### Instruction
Copy out the lines of the listing from the line with "collapse-icon[interactable] [256, 93, 266, 100]" to the line with "depth-value: 15.00mm [54, 223, 113, 239]", both included, reproducing each one character for character.

### Given entries
[start]

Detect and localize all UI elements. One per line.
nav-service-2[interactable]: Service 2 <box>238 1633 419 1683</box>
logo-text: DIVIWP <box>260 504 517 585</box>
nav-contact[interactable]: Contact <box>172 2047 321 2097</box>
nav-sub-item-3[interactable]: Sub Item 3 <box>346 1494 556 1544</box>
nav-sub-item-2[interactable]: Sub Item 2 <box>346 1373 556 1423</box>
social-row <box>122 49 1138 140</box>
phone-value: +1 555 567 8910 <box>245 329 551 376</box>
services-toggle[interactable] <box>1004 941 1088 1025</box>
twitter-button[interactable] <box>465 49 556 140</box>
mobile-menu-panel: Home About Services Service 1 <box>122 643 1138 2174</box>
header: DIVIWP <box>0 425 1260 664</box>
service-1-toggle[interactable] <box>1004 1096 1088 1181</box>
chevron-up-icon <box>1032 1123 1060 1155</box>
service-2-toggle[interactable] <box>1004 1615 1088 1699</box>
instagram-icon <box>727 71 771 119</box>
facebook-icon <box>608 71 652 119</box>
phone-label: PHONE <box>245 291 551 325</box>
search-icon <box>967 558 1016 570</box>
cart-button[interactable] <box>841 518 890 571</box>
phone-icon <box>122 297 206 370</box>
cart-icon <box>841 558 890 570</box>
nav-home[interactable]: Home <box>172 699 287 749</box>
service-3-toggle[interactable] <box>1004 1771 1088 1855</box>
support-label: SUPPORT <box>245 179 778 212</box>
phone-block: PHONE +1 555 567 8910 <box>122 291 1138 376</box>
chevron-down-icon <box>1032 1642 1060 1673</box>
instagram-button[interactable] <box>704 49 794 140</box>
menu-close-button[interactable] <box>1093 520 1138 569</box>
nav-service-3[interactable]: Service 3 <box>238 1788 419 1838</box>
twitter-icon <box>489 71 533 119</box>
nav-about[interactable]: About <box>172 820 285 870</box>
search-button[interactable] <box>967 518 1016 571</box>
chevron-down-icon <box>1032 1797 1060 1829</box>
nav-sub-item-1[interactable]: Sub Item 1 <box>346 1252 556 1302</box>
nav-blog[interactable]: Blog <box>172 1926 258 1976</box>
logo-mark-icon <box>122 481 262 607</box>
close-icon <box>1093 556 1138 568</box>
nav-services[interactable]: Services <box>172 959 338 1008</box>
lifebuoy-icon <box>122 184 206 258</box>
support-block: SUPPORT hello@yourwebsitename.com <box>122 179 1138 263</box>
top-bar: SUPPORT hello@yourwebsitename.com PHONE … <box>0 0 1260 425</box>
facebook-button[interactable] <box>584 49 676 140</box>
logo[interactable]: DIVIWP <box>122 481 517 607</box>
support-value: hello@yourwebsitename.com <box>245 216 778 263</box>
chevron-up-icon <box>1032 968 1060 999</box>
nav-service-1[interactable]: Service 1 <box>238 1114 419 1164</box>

[end]
[start]

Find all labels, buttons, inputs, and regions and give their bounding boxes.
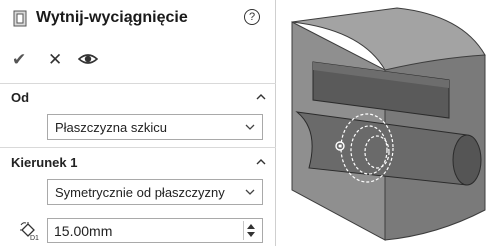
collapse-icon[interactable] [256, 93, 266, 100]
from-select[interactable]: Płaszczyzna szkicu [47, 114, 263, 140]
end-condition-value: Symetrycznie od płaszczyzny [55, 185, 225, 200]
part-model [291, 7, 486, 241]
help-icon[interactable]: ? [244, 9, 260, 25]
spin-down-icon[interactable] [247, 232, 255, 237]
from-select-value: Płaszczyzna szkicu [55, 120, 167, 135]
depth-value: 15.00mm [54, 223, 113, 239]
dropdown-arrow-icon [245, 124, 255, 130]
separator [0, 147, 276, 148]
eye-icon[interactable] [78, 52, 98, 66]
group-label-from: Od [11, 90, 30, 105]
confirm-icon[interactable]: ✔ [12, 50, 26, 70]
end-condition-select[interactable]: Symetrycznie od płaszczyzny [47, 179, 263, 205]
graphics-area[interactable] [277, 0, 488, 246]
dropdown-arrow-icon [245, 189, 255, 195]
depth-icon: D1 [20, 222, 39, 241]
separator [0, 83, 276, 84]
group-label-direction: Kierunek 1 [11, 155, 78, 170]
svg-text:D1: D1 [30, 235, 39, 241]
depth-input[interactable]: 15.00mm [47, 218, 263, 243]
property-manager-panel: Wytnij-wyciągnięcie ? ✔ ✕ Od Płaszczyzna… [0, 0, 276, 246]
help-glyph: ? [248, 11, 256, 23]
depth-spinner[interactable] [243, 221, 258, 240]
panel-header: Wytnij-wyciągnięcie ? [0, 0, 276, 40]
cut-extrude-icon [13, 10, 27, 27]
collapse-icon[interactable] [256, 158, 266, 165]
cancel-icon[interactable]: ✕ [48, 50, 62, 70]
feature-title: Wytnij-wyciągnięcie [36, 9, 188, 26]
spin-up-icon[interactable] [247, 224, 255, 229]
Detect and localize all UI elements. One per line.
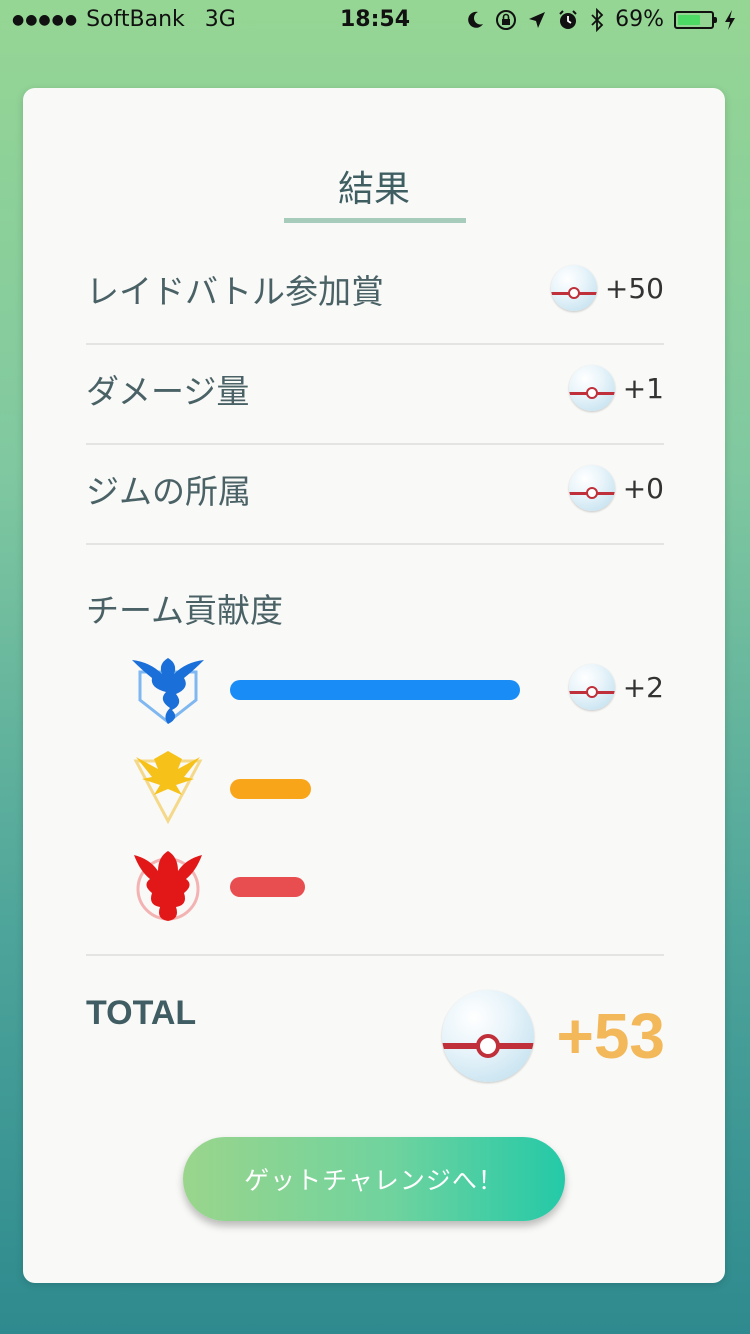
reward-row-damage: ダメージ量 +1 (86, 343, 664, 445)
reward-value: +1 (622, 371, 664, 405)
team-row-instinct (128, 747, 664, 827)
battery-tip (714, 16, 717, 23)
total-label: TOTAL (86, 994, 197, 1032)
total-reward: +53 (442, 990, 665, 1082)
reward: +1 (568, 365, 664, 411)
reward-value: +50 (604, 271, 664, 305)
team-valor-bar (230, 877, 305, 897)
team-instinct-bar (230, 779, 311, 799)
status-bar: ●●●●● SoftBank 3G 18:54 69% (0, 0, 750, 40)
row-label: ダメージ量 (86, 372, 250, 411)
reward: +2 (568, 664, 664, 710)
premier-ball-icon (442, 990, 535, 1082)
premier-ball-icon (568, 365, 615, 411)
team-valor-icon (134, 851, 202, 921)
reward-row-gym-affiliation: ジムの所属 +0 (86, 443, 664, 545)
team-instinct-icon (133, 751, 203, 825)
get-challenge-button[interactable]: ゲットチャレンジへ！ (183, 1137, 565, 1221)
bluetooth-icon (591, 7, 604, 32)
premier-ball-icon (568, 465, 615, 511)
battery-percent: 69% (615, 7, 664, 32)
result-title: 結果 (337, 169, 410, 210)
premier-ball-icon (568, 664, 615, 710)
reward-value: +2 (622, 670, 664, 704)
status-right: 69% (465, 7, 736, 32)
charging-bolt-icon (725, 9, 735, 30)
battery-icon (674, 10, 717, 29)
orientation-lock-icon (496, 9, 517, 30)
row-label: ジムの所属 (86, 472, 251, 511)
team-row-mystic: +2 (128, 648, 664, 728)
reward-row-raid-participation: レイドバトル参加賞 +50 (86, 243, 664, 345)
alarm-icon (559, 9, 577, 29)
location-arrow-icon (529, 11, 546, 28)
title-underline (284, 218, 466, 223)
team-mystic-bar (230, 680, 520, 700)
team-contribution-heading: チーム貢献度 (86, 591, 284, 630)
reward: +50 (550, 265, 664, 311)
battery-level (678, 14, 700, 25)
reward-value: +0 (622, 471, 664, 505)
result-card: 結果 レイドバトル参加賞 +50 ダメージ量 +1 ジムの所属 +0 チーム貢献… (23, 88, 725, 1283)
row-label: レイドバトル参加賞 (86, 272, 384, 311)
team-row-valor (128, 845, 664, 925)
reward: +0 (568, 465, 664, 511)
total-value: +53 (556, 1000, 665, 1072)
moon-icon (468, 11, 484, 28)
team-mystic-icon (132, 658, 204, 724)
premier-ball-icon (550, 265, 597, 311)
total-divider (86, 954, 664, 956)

[end]

### The solution
collapse-icon[interactable] [256, 93, 266, 100]
from-select[interactable]: Płaszczyzna szkicu [47, 114, 263, 140]
end-condition-value: Symetrycznie od płaszczyzny [55, 185, 225, 200]
part-model [291, 7, 486, 241]
help-icon[interactable]: ? [244, 9, 260, 25]
spin-down-icon[interactable] [247, 232, 255, 237]
from-select-value: Płaszczyzna szkicu [55, 120, 167, 135]
depth-value: 15.00mm [54, 223, 113, 239]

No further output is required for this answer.